§ **STATED TASK**: Wherever a line in the data below holds "value", copy that line.

§ **SUPPLIED ENTRIES**:
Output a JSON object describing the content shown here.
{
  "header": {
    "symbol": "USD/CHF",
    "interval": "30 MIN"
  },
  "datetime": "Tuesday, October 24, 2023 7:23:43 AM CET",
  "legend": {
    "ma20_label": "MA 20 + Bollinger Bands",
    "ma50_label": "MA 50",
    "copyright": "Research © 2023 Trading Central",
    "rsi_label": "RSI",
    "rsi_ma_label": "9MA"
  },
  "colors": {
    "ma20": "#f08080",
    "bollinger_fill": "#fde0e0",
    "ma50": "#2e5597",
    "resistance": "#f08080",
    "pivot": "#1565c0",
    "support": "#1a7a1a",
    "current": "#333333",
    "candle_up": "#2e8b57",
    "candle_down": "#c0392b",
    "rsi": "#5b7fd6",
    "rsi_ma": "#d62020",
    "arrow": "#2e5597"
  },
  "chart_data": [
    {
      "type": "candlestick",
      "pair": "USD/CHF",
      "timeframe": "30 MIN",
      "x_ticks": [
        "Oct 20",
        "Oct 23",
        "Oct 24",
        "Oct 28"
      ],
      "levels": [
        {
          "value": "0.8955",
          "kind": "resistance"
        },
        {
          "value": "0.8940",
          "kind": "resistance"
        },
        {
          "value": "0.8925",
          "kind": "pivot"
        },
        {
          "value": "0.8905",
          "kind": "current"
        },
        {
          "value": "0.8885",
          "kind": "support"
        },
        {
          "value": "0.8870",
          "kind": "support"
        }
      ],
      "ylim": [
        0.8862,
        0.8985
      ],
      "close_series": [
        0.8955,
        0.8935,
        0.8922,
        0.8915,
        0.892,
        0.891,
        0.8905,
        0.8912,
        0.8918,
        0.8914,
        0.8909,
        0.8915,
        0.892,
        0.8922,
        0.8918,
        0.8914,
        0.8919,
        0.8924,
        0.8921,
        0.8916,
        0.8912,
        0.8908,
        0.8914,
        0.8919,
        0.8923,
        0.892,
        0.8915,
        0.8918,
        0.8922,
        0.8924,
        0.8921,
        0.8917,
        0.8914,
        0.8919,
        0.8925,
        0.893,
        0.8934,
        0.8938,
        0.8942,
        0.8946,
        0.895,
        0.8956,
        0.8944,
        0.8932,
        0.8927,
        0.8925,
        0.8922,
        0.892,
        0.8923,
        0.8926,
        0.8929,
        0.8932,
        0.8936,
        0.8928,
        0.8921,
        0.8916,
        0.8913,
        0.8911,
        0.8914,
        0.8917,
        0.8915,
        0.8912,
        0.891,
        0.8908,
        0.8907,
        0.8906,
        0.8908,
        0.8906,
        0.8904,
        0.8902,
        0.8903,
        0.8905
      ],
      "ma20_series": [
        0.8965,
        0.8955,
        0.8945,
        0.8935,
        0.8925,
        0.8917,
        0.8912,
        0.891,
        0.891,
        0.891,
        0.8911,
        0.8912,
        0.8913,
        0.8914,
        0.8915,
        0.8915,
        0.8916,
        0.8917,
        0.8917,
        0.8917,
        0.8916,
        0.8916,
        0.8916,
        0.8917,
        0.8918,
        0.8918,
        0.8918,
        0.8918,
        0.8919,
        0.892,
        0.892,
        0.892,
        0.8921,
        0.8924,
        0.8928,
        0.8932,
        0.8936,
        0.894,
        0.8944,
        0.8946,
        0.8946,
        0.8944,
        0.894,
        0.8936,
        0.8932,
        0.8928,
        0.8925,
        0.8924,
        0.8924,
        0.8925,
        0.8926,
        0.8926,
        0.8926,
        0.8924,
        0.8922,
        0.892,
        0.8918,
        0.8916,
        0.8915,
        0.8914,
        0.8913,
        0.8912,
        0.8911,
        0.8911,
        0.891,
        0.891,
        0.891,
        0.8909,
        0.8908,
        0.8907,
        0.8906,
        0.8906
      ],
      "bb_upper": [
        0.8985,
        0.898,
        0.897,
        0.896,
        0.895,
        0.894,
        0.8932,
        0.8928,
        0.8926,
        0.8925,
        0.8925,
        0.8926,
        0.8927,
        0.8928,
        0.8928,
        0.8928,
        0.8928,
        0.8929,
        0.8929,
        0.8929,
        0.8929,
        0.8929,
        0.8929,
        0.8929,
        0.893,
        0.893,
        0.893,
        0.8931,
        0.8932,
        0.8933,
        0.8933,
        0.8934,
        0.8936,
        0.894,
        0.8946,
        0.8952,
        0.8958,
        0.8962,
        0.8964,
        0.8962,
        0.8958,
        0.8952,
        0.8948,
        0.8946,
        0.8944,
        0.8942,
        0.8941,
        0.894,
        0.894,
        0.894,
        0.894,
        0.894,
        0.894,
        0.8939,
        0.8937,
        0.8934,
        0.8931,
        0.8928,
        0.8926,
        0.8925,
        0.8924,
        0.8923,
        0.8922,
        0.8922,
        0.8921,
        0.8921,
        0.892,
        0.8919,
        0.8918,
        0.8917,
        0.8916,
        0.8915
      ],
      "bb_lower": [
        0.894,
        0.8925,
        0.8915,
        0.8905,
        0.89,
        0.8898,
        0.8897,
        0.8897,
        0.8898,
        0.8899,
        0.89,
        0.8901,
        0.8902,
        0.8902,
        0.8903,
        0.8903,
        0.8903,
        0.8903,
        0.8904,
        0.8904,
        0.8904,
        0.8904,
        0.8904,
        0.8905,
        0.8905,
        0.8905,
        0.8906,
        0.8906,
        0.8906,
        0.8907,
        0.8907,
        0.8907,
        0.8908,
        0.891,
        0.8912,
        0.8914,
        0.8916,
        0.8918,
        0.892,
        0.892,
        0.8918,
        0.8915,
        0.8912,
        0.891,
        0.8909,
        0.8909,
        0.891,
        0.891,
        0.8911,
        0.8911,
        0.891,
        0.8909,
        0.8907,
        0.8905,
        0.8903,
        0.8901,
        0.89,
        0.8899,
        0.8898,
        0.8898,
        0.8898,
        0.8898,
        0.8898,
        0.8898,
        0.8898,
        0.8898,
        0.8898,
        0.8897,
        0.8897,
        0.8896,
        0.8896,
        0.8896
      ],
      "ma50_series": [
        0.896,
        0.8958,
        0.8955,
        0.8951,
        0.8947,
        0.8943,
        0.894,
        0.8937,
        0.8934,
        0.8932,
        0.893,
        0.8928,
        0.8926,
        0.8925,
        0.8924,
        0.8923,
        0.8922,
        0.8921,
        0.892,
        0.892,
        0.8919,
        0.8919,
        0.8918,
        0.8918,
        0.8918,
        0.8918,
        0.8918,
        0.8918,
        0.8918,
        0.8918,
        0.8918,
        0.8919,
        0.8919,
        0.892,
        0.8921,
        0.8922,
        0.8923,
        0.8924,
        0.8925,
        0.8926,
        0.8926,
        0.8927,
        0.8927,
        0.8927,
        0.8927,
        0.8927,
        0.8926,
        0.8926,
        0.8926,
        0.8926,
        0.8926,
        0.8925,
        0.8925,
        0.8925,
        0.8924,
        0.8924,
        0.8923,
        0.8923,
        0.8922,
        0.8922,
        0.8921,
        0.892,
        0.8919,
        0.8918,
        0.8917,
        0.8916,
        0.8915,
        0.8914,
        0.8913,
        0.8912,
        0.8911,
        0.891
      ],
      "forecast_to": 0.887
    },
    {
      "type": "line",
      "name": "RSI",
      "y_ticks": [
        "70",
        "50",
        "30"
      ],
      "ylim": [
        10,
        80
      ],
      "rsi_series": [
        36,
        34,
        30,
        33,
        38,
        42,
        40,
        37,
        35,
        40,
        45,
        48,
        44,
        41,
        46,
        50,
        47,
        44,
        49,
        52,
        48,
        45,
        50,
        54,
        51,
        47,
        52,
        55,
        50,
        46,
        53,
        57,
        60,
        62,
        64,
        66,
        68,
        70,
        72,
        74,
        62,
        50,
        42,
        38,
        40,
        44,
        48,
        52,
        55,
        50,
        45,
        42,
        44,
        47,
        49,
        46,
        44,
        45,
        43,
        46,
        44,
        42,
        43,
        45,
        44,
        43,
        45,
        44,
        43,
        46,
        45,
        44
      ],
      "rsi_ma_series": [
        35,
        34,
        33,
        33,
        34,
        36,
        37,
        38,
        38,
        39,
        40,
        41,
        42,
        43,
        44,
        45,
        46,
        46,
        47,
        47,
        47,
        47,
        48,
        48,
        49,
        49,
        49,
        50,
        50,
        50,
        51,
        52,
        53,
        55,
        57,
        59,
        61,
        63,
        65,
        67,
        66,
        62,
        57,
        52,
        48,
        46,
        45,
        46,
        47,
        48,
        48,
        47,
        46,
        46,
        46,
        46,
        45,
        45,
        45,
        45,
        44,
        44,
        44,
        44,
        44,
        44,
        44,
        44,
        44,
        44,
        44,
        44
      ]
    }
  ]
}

§ **THE OUTPUT**:
          "value": "0.8955",
          "value": "0.8940",
          "value": "0.8925",
          "value": "0.8905",
          "value": "0.8885",
          "value": "0.8870",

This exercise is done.